Written instruction: Retype all of the material below with every line and character unchanged, leaving out the pictures.

═══ Available records ═══

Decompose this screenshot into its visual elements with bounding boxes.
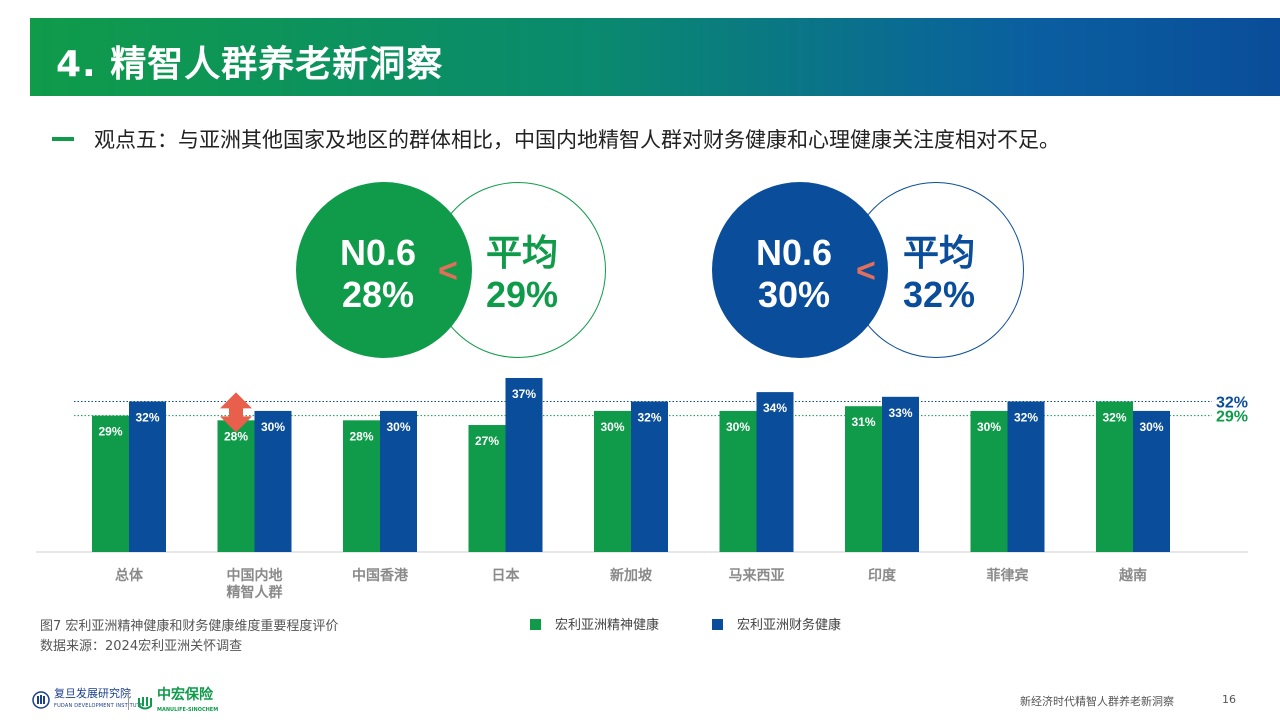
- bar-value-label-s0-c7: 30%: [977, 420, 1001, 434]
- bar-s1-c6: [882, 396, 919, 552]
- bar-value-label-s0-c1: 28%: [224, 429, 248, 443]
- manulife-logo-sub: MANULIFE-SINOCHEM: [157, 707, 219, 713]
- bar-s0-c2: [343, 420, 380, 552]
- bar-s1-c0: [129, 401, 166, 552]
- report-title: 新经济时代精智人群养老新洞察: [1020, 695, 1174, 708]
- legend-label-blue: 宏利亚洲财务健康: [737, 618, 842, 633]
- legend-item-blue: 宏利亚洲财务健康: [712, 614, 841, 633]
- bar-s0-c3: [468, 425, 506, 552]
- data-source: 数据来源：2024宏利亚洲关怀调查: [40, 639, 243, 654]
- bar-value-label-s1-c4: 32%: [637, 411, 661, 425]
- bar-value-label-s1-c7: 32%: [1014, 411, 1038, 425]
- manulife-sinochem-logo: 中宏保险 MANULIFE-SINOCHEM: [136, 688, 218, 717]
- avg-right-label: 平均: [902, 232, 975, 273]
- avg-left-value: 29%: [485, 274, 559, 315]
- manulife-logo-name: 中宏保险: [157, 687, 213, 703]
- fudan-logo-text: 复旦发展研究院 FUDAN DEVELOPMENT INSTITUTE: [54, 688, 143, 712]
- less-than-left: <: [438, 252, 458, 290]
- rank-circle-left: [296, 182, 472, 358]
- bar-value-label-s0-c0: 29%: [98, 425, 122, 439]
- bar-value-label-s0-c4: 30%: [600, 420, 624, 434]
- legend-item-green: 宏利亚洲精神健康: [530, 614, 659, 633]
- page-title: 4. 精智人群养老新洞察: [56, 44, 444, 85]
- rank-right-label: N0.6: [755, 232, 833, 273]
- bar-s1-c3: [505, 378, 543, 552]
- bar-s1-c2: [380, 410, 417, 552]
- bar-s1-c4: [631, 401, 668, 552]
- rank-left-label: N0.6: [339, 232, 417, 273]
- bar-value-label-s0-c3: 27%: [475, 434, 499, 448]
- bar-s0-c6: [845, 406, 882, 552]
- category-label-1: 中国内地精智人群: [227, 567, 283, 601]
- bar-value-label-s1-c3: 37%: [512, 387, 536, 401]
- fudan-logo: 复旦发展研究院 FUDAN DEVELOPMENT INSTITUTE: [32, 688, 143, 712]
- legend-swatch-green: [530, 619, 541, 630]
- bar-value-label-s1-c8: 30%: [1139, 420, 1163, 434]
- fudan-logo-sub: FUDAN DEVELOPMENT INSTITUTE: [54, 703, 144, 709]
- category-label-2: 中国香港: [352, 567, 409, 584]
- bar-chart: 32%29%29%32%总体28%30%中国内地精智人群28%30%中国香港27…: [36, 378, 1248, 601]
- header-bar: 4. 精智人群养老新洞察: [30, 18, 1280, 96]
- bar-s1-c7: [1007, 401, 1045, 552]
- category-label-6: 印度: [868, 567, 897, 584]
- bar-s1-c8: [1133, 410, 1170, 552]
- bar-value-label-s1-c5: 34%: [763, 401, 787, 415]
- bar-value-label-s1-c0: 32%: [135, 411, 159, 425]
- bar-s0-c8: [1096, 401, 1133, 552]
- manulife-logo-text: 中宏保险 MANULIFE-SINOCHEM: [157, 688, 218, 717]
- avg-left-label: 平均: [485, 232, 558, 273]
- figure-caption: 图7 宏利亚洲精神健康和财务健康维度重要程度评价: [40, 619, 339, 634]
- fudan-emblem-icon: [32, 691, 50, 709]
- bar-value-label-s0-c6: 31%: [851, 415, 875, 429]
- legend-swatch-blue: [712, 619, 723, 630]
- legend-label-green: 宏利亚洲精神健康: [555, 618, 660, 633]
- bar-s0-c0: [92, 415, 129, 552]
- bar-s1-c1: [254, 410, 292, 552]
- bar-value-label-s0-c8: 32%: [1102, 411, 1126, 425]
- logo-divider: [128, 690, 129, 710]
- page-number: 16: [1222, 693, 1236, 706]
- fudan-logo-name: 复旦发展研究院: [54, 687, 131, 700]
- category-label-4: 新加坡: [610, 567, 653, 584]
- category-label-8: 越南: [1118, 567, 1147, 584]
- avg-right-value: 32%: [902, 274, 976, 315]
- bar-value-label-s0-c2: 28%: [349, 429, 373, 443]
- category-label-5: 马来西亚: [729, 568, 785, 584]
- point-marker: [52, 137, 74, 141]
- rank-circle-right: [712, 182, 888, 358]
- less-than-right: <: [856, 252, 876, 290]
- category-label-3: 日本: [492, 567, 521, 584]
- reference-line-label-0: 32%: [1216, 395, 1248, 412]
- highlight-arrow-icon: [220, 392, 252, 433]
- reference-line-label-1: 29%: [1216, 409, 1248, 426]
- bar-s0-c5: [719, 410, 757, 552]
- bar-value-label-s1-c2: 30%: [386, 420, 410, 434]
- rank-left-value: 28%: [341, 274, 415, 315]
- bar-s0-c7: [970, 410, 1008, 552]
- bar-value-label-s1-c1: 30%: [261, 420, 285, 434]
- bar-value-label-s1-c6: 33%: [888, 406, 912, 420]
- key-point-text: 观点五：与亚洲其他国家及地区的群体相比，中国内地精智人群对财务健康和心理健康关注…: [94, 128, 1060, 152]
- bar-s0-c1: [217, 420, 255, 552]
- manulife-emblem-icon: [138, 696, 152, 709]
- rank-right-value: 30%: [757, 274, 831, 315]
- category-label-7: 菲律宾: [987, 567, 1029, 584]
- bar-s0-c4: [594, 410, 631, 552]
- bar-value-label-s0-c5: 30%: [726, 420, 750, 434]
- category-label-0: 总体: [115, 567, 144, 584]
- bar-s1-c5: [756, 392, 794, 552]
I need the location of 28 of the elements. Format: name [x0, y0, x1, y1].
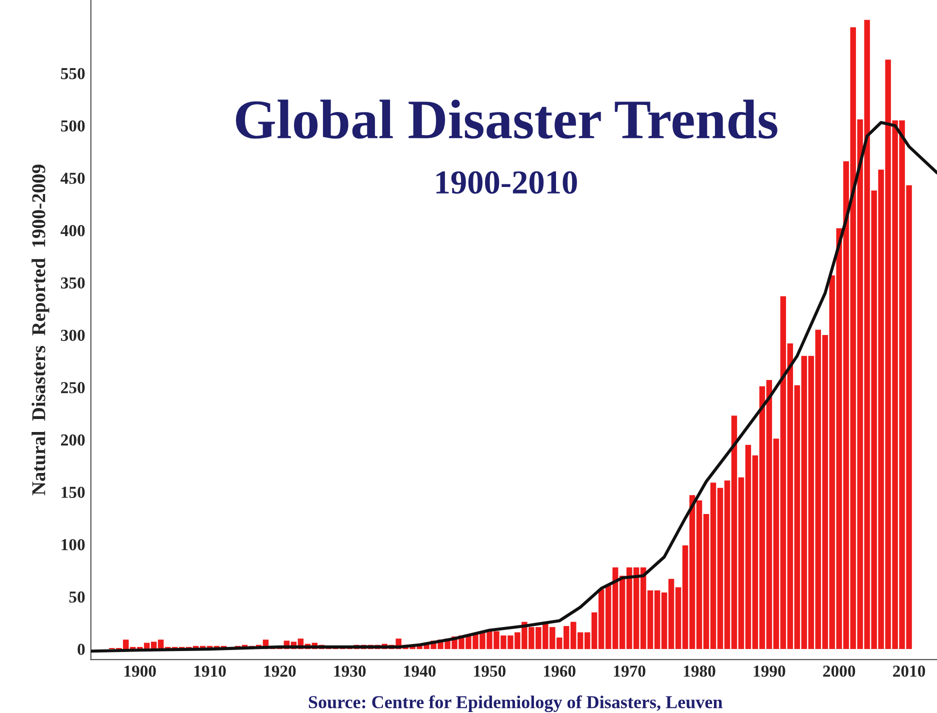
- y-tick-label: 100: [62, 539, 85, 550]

═══

Result:
Decompose this screenshot into its visual elements with bounding boxes.
- bar-value-label-s0-c7: 30%: [977, 420, 1001, 434]
- bar-s1-c6: [882, 396, 919, 552]
- bar-value-label-s0-c1: 28%: [224, 429, 248, 443]
- manulife-logo-sub: MANULIFE-SINOCHEM: [157, 707, 219, 713]
- bar-s0-c2: [343, 420, 380, 552]
- bar-s1-c0: [129, 401, 166, 552]
- report-title: 新经济时代精智人群养老新洞察: [1020, 695, 1174, 708]
- legend-label-blue: 宏利亚洲财务健康: [737, 618, 842, 633]
- legend-item-blue: 宏利亚洲财务健康: [712, 614, 841, 633]
- bar-s0-c3: [468, 425, 506, 552]
- data-source: 数据来源：2024宏利亚洲关怀调查: [40, 639, 243, 654]
- bar-value-label-s1-c4: 32%: [637, 411, 661, 425]
- bar-value-label-s1-c7: 32%: [1014, 411, 1038, 425]
- manulife-sinochem-logo: 中宏保险 MANULIFE-SINOCHEM: [136, 688, 218, 717]
- avg-right-label: 平均: [902, 232, 975, 273]
- avg-left-value: 29%: [485, 274, 559, 315]
- manulife-logo-name: 中宏保险: [157, 687, 213, 703]
- fudan-logo-text: 复旦发展研究院 FUDAN DEVELOPMENT INSTITUTE: [54, 688, 143, 712]
- less-than-left: <: [438, 252, 458, 290]
- rank-circle-left: [296, 182, 472, 358]
- bar-value-label-s0-c0: 29%: [98, 425, 122, 439]
- bar-value-label-s0-c4: 30%: [600, 420, 624, 434]
- legend-item-green: 宏利亚洲精神健康: [530, 614, 659, 633]
- page-title: 4. 精智人群养老新洞察: [56, 44, 444, 85]
- rank-right-label: N0.6: [755, 232, 833, 273]
- bar-s1-c3: [505, 378, 543, 552]
- bar-s1-c2: [380, 410, 417, 552]
- bar-s1-c4: [631, 401, 668, 552]
- rank-left-label: N0.6: [339, 232, 417, 273]
- bar-value-label-s0-c3: 27%: [475, 434, 499, 448]
- bar-s0-c6: [845, 406, 882, 552]
- category-label-1: 中国内地精智人群: [227, 567, 283, 601]
- bar-value-label-s1-c3: 37%: [512, 387, 536, 401]
- fudan-logo: 复旦发展研究院 FUDAN DEVELOPMENT INSTITUTE: [32, 688, 143, 712]
- legend-swatch-green: [530, 619, 541, 630]
- bar-value-label-s1-c8: 30%: [1139, 420, 1163, 434]
- fudan-logo-sub: FUDAN DEVELOPMENT INSTITUTE: [54, 703, 144, 709]
- category-label-2: 中国香港: [352, 567, 409, 584]
- bar-chart: 32%29%29%32%总体28%30%中国内地精智人群28%30%中国香港27…: [36, 378, 1248, 601]
- header-bar: 4. 精智人群养老新洞察: [30, 18, 1280, 96]
- bar-s1-c7: [1007, 401, 1045, 552]
- category-label-6: 印度: [868, 567, 897, 584]
- bar-s1-c8: [1133, 410, 1170, 552]
- bar-value-label-s1-c5: 34%: [763, 401, 787, 415]
- bar-value-label-s1-c0: 32%: [135, 411, 159, 425]
- bar-s0-c8: [1096, 401, 1133, 552]
- manulife-logo-text: 中宏保险 MANULIFE-SINOCHEM: [157, 688, 218, 717]
- avg-left-label: 平均: [485, 232, 558, 273]
- figure-caption: 图7 宏利亚洲精神健康和财务健康维度重要程度评价: [40, 619, 339, 634]
- fudan-emblem-icon: [32, 691, 50, 709]
- bar-value-label-s0-c6: 31%: [851, 415, 875, 429]
- legend-swatch-blue: [712, 619, 723, 630]
- legend-label-green: 宏利亚洲精神健康: [555, 618, 660, 633]
- bar-s0-c0: [92, 415, 129, 552]
- bar-s1-c1: [254, 410, 292, 552]
- bar-value-label-s0-c8: 32%: [1102, 411, 1126, 425]
- logo-divider: [128, 690, 129, 710]
- page-number: 16: [1222, 693, 1236, 706]
- fudan-logo-name: 复旦发展研究院: [54, 687, 131, 700]
- category-label-4: 新加坡: [610, 567, 653, 584]
- category-label-8: 越南: [1118, 567, 1147, 584]
- avg-right-value: 32%: [902, 274, 976, 315]
- bar-value-label-s0-c2: 28%: [349, 429, 373, 443]
- category-label-5: 马来西亚: [729, 568, 785, 584]
- point-marker: [52, 137, 74, 141]
- rank-circle-right: [712, 182, 888, 358]
- less-than-right: <: [856, 252, 876, 290]
- category-label-3: 日本: [492, 567, 521, 584]
- reference-line-label-0: 32%: [1216, 395, 1248, 412]
- highlight-arrow-icon: [220, 392, 252, 433]
- reference-line-label-1: 29%: [1216, 409, 1248, 426]
- bar-s0-c5: [719, 410, 757, 552]
- bar-value-label-s1-c2: 30%: [386, 420, 410, 434]
- rank-left-value: 28%: [341, 274, 415, 315]
- bar-s0-c7: [970, 410, 1008, 552]
- bar-value-label-s1-c1: 30%: [261, 420, 285, 434]
- bar-value-label-s1-c6: 33%: [888, 406, 912, 420]
- key-point-text: 观点五：与亚洲其他国家及地区的群体相比，中国内地精智人群对财务健康和心理健康关注…: [94, 128, 1060, 152]
- bar-s0-c1: [217, 420, 255, 552]
- manulife-emblem-icon: [138, 696, 152, 709]
- rank-right-value: 30%: [757, 274, 831, 315]
- category-label-7: 菲律宾: [987, 567, 1029, 584]
- bar-s0-c4: [594, 410, 631, 552]
- bar-value-label-s0-c5: 30%: [726, 420, 750, 434]
- category-label-0: 总体: [115, 567, 144, 584]
- bar-s1-c5: [756, 392, 794, 552]
I need the location of 28 of the elements. Format: name [x0, y0, x1, y1].
- y-tick-label: 100: [62, 539, 85, 550]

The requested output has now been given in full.